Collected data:
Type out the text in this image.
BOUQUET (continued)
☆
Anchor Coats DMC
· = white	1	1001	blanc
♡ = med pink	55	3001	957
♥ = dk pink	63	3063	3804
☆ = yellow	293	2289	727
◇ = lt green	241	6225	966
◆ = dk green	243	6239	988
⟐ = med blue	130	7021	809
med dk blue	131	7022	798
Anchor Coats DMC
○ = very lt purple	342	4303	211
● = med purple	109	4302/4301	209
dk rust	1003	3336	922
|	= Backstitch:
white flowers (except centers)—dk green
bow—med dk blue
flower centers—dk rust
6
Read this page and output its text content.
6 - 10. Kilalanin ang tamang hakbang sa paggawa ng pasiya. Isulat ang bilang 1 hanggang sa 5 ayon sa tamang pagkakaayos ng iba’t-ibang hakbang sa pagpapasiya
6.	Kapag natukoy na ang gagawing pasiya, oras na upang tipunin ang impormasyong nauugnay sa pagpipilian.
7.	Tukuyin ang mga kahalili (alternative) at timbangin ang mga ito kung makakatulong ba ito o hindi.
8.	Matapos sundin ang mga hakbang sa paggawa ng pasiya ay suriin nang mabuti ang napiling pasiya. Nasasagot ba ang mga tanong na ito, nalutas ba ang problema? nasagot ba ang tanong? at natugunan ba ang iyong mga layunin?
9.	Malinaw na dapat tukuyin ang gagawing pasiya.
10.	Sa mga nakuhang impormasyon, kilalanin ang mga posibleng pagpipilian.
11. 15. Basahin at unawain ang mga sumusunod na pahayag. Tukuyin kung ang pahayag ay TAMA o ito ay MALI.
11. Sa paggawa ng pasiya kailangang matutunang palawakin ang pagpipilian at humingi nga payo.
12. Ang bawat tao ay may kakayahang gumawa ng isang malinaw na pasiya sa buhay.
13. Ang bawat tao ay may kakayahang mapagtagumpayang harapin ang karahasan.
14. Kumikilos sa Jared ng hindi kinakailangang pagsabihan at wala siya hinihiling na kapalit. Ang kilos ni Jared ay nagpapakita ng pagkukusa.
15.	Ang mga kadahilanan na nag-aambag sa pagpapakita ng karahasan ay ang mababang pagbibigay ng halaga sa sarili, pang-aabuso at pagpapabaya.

→ **What to work on**
Using the material above, state how many lines include the string "purple". Answer with a single number.

→ **Problem solution**
2